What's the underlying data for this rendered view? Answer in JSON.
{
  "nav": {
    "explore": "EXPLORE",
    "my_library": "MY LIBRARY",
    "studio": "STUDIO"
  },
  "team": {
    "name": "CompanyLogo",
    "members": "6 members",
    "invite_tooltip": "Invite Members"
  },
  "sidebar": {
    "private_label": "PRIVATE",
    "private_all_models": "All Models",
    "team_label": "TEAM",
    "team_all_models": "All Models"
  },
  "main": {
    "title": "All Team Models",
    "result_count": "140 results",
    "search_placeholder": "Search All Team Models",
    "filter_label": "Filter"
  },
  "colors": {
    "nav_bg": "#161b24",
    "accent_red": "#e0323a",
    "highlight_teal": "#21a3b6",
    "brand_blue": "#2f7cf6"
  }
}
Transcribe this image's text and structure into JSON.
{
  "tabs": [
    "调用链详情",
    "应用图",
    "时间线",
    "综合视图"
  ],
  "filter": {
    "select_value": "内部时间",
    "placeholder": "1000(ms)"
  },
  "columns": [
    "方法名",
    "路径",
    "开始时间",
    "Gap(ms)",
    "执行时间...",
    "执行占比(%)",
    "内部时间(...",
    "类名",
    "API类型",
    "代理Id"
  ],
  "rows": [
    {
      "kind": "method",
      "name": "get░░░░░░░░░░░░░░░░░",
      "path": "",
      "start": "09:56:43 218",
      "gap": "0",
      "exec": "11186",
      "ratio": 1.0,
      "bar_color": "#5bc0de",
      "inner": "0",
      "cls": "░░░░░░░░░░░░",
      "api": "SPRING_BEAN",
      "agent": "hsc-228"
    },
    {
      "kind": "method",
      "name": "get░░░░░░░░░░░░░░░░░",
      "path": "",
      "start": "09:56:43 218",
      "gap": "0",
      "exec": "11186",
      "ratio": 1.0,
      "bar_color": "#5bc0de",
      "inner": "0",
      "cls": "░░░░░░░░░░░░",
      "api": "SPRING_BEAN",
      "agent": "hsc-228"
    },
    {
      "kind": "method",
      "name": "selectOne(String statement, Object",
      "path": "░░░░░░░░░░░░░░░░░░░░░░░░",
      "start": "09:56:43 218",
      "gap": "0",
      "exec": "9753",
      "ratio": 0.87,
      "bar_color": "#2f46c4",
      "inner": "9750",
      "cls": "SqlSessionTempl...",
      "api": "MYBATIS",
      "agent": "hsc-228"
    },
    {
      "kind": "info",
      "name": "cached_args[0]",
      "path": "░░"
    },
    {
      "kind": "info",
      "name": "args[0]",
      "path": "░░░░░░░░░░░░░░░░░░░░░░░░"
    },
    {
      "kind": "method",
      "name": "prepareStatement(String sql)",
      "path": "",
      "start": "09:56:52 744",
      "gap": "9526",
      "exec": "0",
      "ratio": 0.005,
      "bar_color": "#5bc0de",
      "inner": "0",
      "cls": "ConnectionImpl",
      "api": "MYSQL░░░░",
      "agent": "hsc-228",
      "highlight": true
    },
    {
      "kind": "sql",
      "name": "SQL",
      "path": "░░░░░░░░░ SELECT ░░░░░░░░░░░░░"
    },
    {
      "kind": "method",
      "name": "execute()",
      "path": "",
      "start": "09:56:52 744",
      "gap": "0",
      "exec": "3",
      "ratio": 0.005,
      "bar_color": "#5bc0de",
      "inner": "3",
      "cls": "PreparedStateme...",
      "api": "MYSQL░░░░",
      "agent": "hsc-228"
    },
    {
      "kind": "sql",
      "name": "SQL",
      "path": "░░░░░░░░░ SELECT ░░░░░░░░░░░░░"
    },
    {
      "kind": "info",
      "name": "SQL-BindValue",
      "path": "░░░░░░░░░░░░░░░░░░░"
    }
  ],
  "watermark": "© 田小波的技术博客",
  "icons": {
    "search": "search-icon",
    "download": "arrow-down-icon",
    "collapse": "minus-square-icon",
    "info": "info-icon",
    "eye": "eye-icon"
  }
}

> [Job]
Which lines hold the word "Models"? Copy each of them from the records.

> [Output of the exercise]
    "private_all_models": "All Models",
    "team_all_models": "All Models"
    "title": "All Team Models",
    "search_placeholder": "Search All Team Models",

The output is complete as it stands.